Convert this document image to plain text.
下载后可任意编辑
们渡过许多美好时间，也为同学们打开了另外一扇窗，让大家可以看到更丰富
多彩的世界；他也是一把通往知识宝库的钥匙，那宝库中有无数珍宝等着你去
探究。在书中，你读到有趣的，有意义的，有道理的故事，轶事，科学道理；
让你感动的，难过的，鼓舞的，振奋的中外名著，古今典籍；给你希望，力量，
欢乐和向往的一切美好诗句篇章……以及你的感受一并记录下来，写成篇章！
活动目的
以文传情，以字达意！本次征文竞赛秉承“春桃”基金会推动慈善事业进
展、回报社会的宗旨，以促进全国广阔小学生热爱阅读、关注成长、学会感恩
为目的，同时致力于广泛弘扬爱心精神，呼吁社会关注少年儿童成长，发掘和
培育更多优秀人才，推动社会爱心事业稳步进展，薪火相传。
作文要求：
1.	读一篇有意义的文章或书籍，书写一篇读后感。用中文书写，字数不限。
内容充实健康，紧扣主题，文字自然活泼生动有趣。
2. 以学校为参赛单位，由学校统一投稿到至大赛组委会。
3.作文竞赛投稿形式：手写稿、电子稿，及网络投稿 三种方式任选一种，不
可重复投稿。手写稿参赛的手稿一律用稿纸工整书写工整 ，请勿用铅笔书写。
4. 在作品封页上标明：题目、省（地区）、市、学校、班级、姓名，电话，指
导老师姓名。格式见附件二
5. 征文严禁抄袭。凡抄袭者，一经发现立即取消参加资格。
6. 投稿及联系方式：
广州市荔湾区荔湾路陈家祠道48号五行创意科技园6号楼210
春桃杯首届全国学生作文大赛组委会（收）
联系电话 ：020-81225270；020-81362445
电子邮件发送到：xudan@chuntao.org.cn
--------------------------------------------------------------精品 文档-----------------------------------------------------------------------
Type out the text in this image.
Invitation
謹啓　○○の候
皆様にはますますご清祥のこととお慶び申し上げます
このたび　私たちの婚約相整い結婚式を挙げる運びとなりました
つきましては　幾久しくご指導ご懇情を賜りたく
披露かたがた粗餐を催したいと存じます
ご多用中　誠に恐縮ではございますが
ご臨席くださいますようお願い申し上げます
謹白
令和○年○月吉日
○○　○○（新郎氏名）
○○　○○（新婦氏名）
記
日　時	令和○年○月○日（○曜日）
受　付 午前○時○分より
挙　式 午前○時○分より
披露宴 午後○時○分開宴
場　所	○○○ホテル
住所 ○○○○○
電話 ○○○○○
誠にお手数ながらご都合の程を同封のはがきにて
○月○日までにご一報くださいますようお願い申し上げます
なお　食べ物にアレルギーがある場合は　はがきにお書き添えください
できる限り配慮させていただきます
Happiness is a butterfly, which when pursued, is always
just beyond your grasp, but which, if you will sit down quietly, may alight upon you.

====

**Given task**
Write the material out again in its entirety, exactly as shown.

**Task output**
Convert this document image to plain text.
下载后可任意编辑
们渡过许多美好时间，也为同学们打开了另外一扇窗，让大家可以看到更丰富
多彩的世界；他也是一把通往知识宝库的钥匙，那宝库中有无数珍宝等着你去
探究。在书中，你读到有趣的，有意义的，有道理的故事，轶事，科学道理；
让你感动的，难过的，鼓舞的，振奋的中外名著，古今典籍；给你希望，力量，
欢乐和向往的一切美好诗句篇章……以及你的感受一并记录下来，写成篇章！
活动目的
以文传情，以字达意！本次征文竞赛秉承“春桃”基金会推动慈善事业进
展、回报社会的宗旨，以促进全国广阔小学生热爱阅读、关注成长、学会感恩
为目的，同时致力于广泛弘扬爱心精神，呼吁社会关注少年儿童成长，发掘和
培育更多优秀人才，推动社会爱心事业稳步进展，薪火相传。
作文要求：
1.	读一篇有意义的文章或书籍，书写一篇读后感。用中文书写，字数不限。
内容充实健康，紧扣主题，文字自然活泼生动有趣。
2. 以学校为参赛单位，由学校统一投稿到至大赛组委会。
3.作文竞赛投稿形式：手写稿、电子稿，及网络投稿 三种方式任选一种，不
可重复投稿。手写稿参赛的手稿一律用稿纸工整书写工整 ，请勿用铅笔书写。
4. 在作品封页上标明：题目、省（地区）、市、学校、班级、姓名，电话，指
导老师姓名。格式见附件二
5. 征文严禁抄袭。凡抄袭者，一经发现立即取消参加资格。
6. 投稿及联系方式：
广州市荔湾区荔湾路陈家祠道48号五行创意科技园6号楼210
春桃杯首届全国学生作文大赛组委会（收）
联系电话 ：020-81225270；020-81362445
电子邮件发送到：xudan@chuntao.org.cn
--------------------------------------------------------------精品 文档-----------------------------------------------------------------------
Type out the text in this image.
Invitation
謹啓　○○の候
皆様にはますますご清祥のこととお慶び申し上げます
このたび　私たちの婚約相整い結婚式を挙げる運びとなりました
つきましては　幾久しくご指導ご懇情を賜りたく
披露かたがた粗餐を催したいと存じます
ご多用中　誠に恐縮ではございますが
ご臨席くださいますようお願い申し上げます
謹白
令和○年○月吉日
○○　○○（新郎氏名）
○○　○○（新婦氏名）
記
日　時	令和○年○月○日（○曜日）
受　付 午前○時○分より
挙　式 午前○時○分より
披露宴 午後○時○分開宴
場　所	○○○ホテル
住所 ○○○○○
電話 ○○○○○
誠にお手数ながらご都合の程を同封のはがきにて
○月○日までにご一報くださいますようお願い申し上げます
なお　食べ物にアレルギーがある場合は　はがきにお書き添えください
できる限り配慮させていただきます
Happiness is a butterfly, which when pursued, is always
just beyond your grasp, but which, if you will sit down quietly, may alight upon you.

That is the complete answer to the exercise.